__Extracted material__.
::::::::
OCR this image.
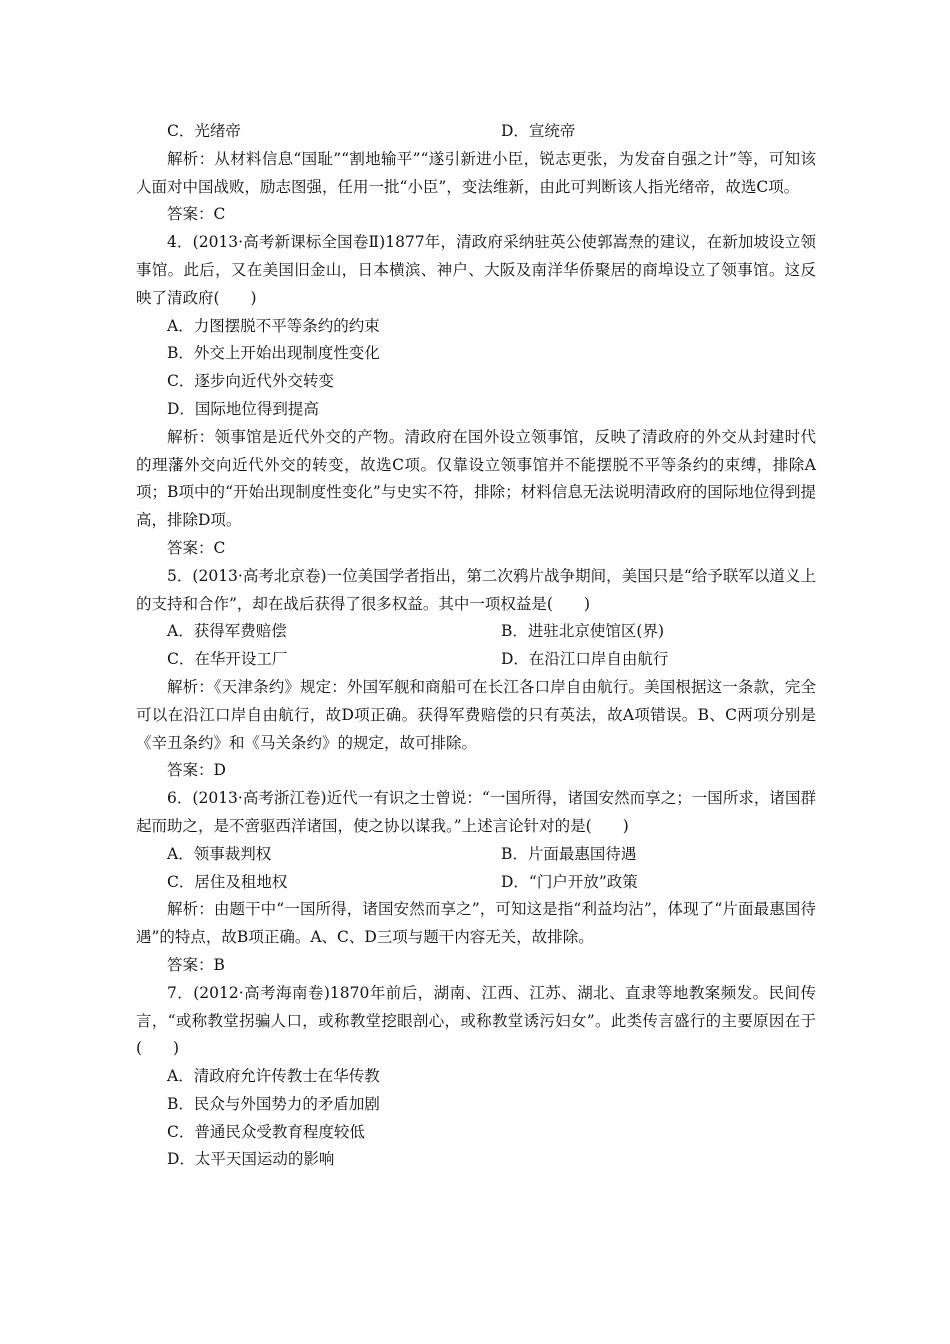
C．光绪帝	D．宣统帝
解析：从材料信息“国耻”“割地输平”“遂引新进小臣，锐志更张，为发奋自强之计”等，可知该人面对中国战败，励志图强，任用一批“小臣”，变法维新，由此可判断该人指光绪帝，故选C项。
答案：C
4．(2013·高考新课标全国卷Ⅱ)1877年，清政府采纳驻英公使郭嵩焘的建议，在新加坡设立领事馆。此后，又在美国旧金山，日本横滨、神户、大阪及南洋华侨聚居的商埠设立了领事馆。这反映了清政府(　　)
A．力图摆脱不平等条约的约束
B．外交上开始出现制度性变化
C．逐步向近代外交转变
D．国际地位得到提高
解析：领事馆是近代外交的产物。清政府在国外设立领事馆，反映了清政府的外交从封建时代的理藩外交向近代外交的转变，故选C项。仅靠设立领事馆并不能摆脱不平等条约的束缚，排除A项；B项中的“开始出现制度性变化”与史实不符，排除；材料信息无法说明清政府的国际地位得到提高，排除D项。
答案：C
5．(2013·高考北京卷)一位美国学者指出，第二次鸦片战争期间，美国只是“给予联军以道义上的支持和合作”，却在战后获得了很多权益。其中一项权益是(　　)
A．获得军费赔偿	B．进驻北京使馆区(界)
C．在华开设工厂	D．在沿江口岸自由航行
解析：《天津条约》规定：外国军舰和商船可在长江各口岸自由航行。美国根据这一条款，完全可以在沿江口岸自由航行，故D项正确。获得军费赔偿的只有英法，故A项错误。B、C两项分别是《辛丑条约》和《马关条约》的规定，故可排除。
答案：D
6．(2013·高考浙江卷)近代一有识之士曾说：“一国所得，诸国安然而享之；一国所求，诸国群起而助之，是不啻驱西洋诸国，使之协以谋我。”上述言论针对的是(　　)
A．领事裁判权	B．片面最惠国待遇
C．居住及租地权	D．“门户开放”政策
解析：由题干中“一国所得，诸国安然而享之”，可知这是指“利益均沾”，体现了“片面最惠国待遇”的特点，故B项正确。A、C、D三项与题干内容无关，故排除。
答案：B
7．(2012·高考海南卷)1870年前后，湖南、江西、江苏、湖北、直隶等地教案频发。民间传言，“或称教堂拐骗人口，或称教堂挖眼剖心，或称教堂诱污妇女”。此类传言盛行的主要原因在于(　　)
A．清政府允许传教士在华传教
B．民众与外国势力的矛盾加剧
C．普通民众受教育程度较低
D．太平天国运动的影响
::::::::
__Your instructions__.
Repeat the data exactly, dropping every picture it holds.

__Finished task__.
OCR this image.
C．光绪帝	D．宣统帝
解析：从材料信息“国耻”“割地输平”“遂引新进小臣，锐志更张，为发奋自强之计”等，可知该人面对中国战败，励志图强，任用一批“小臣”，变法维新，由此可判断该人指光绪帝，故选C项。
答案：C
4．(2013·高考新课标全国卷Ⅱ)1877年，清政府采纳驻英公使郭嵩焘的建议，在新加坡设立领事馆。此后，又在美国旧金山，日本横滨、神户、大阪及南洋华侨聚居的商埠设立了领事馆。这反映了清政府(　　)
A．力图摆脱不平等条约的约束
B．外交上开始出现制度性变化
C．逐步向近代外交转变
D．国际地位得到提高
解析：领事馆是近代外交的产物。清政府在国外设立领事馆，反映了清政府的外交从封建时代的理藩外交向近代外交的转变，故选C项。仅靠设立领事馆并不能摆脱不平等条约的束缚，排除A项；B项中的“开始出现制度性变化”与史实不符，排除；材料信息无法说明清政府的国际地位得到提高，排除D项。
答案：C
5．(2013·高考北京卷)一位美国学者指出，第二次鸦片战争期间，美国只是“给予联军以道义上的支持和合作”，却在战后获得了很多权益。其中一项权益是(　　)
A．获得军费赔偿	B．进驻北京使馆区(界)
C．在华开设工厂	D．在沿江口岸自由航行
解析：《天津条约》规定：外国军舰和商船可在长江各口岸自由航行。美国根据这一条款，完全可以在沿江口岸自由航行，故D项正确。获得军费赔偿的只有英法，故A项错误。B、C两项分别是《辛丑条约》和《马关条约》的规定，故可排除。
答案：D
6．(2013·高考浙江卷)近代一有识之士曾说：“一国所得，诸国安然而享之；一国所求，诸国群起而助之，是不啻驱西洋诸国，使之协以谋我。”上述言论针对的是(　　)
A．领事裁判权	B．片面最惠国待遇
C．居住及租地权	D．“门户开放”政策
解析：由题干中“一国所得，诸国安然而享之”，可知这是指“利益均沾”，体现了“片面最惠国待遇”的特点，故B项正确。A、C、D三项与题干内容无关，故排除。
答案：B
7．(2012·高考海南卷)1870年前后，湖南、江西、江苏、湖北、直隶等地教案频发。民间传言，“或称教堂拐骗人口，或称教堂挖眼剖心，或称教堂诱污妇女”。此类传言盛行的主要原因在于(　　)
A．清政府允许传教士在华传教
B．民众与外国势力的矛盾加剧
C．普通民众受教育程度较低
D．太平天国运动的影响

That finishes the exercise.